WHAT THE TASK ASKS: Which lines in the records below contain the word "text"? Copy each one out.
BEGIN INPUT DATA
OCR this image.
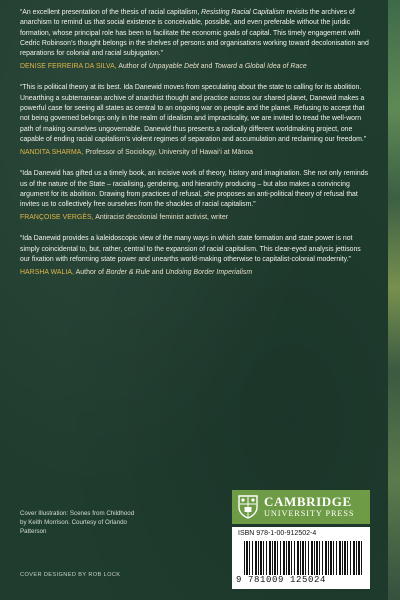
“An excellent presentation of the thesis of racial capitalism, Resisting Racial Capitalism revisits the archives of anarchism to remind us that social existence is conceivable, possible, and even preferable without the juridic formation, whose principal role has been to facilitate the economic goals of capital. This timely engagement with Cedric Robinson’s thought belongs in the shelves of persons and organisations working toward decolonisation and reparations for colonial and racial subjugation.”

DENISE FERREIRA DA SILVA, Author of Unpayable Debt and Toward a Global Idea of Race

“This is political theory at its best. Ida Danewid moves from speculating about the state to calling for its abolition. Unearthing a subterranean archive of anarchist thought and practice across our shared planet, Danewid makes a powerful case for seeing all states as central to an ongoing war on people and the planet. Refusing to accept that not being governed belongs only in the realm of idealism and impracticality, we are invited to tread the well-worn path of making ourselves ungovernable. Danewid thus presents a radically different worldmaking project, one capable of ending racial capitalism’s violent regimes of separation and accumulation and reclaiming our freedom.”

NANDITA SHARMA, Professor of Sociology, University of Hawai‘i at Mānoa

“Ida Danewid has gifted us a timely book, an incisive work of theory, history and imagination. She not only reminds us of the nature of the State – racialising, gendering, and hierarchy producing – but also makes a convincing argument for its abolition. Drawing from practices of refusal, she proposes an anti-political theory of refusal that invites us to collectively free ourselves from the shackles of racial capitalism.”

FRANÇOISE VERGÈS, Antiracist decolonial feminist activist, writer

“Ida Danewid provides a kaleidoscopic view of the many ways in which state formation and state power is not simply coincidental to, but, rather, central to the expansion of racial capitalism. This clear-eyed analysis jettisons our fixation with reforming state power and unearths world-making otherwise to capitalist-colonial modernity.”

HARSHA WALIA, Author of Border & Rule and Undoing Border Imperialism

Cover Illustration: Scenes from Childhood by Keith Morrison. Courtesy of Orlando Patterson
COVER DESIGNED BY ROB LOCK
CAMBRIDGE
UNIVERSITY PRESS
ISBN 978-1-00-912502-4
9 781009 125024
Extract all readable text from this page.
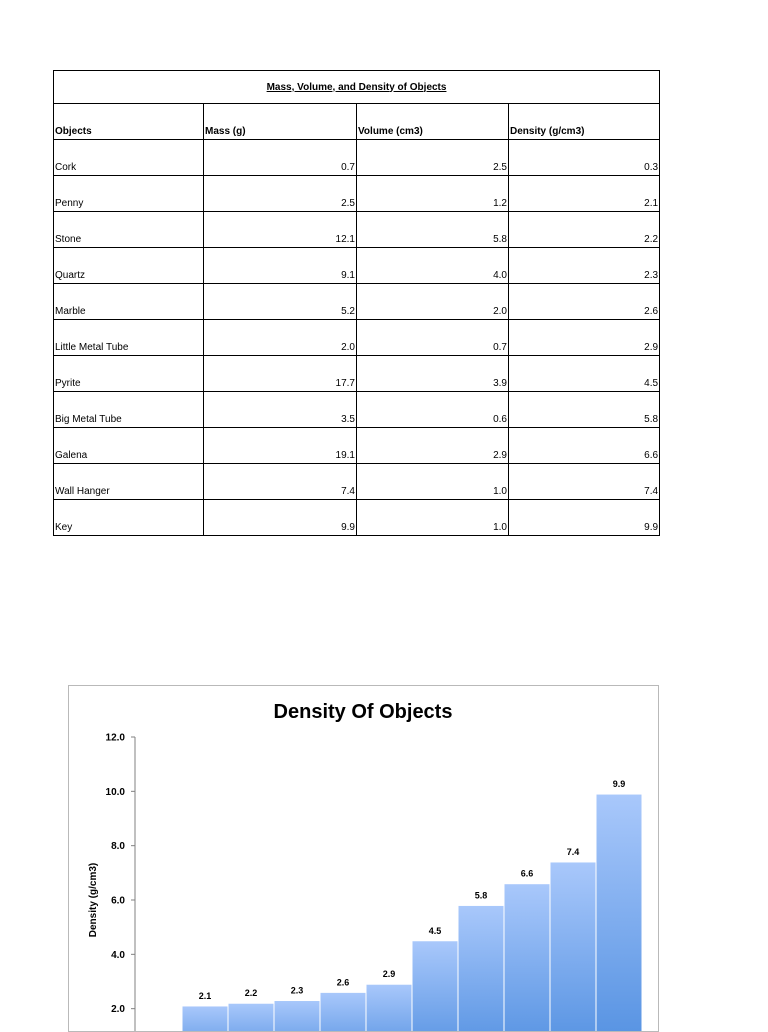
Mass, Volume, and Density of Objects			
Objects	Mass (g)	Volume (cm3)	Density (g/cm3)
Cork	0.7	2.5	0.3
Penny	2.5	1.2	2.1
Stone	12.1	5.8	2.2
Quartz	9.1	4.0	2.3
Marble	5.2	2.0	2.6
Little Metal Tube	2.0	0.7	2.9
Pyrite	17.7	3.9	4.5
Big Metal Tube	3.5	0.6	5.8
Galena	19.1	2.9	6.6
Wall Hanger	7.4	1.0	7.4
Key	9.9	1.0	9.9
Density Of Objects
Density (g/cm3)
2.0
4.0
6.0
8.0
10.0
12.0
2.1	2.2	2.3
2.6
2.9
4.5
5.8
6.6
7.4
9.9
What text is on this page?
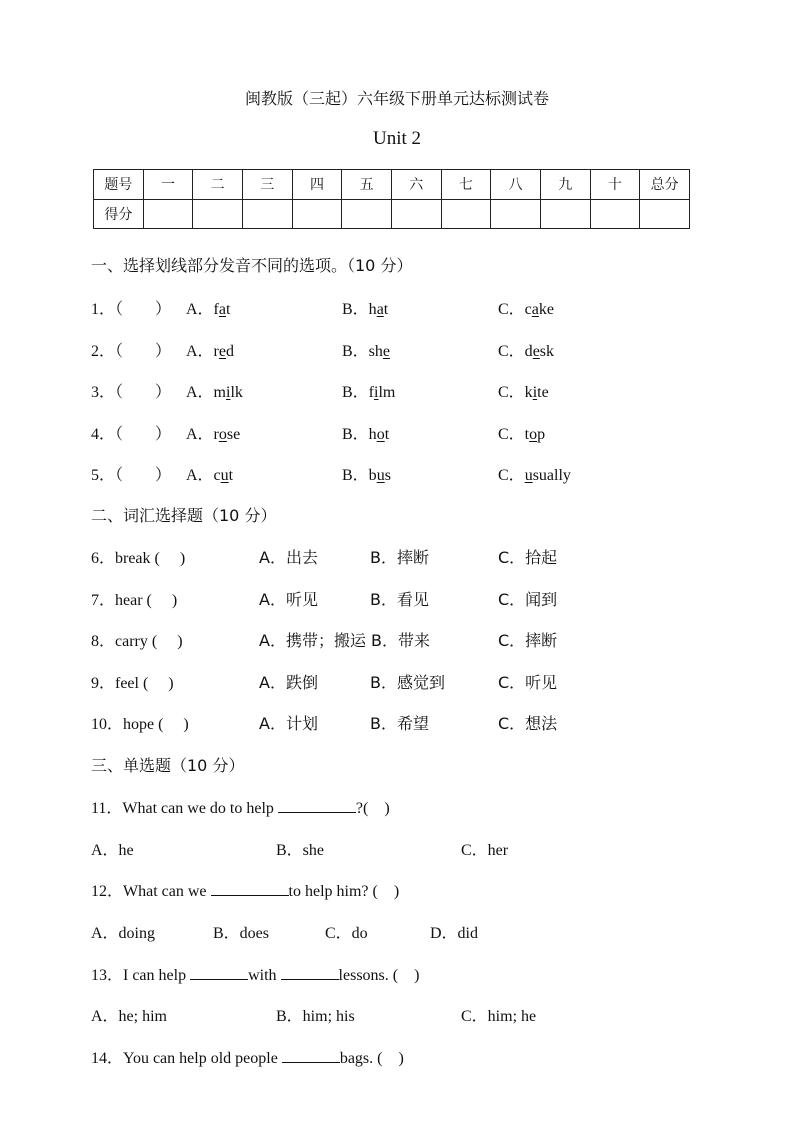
闽教版（三起）六年级下册单元达标测试卷
Unit 2
题号	一	二	三	四	五	六	七	八	九	十	总分
得分											
一、选择划线部分发音不同的选项。（10 分）
1．（　　） A．fat	B．hat	C．cake
2．（　　） A．red	B．she	C．desk
3．（　　） A．milk	B．film	C．kite
4．（　　） A．rose	B．hot	C．top
5．（　　） A．cut	B．bus	C．usually
二、词汇选择题（10 分）
6．break (　 )	A．出去	B．摔断	C．拾起
7．hear (　 )	A．听见	B．看见	C．闻到
8．carry (　 )	A．携带；搬运 B．带来	C．摔断
9．feel (　 )	A．跌倒	B．感觉到	C．听见
10．hope (　 )	A．计划	B．希望	C．想法
三、单选题（10 分）
11．What can we do to help	?(　)
A．he	B．she	C．her
12．What can we	to help him? (　)
A．doing	B．does	C．do	D．did
13．I can help	with	lessons. (　)
A．he; him	B．him; his	C．him; he
14．You can help old people	bags. (　)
END INPUT DATA
THE ANSWER:
Extract all readable text from this page.
What text is on this page?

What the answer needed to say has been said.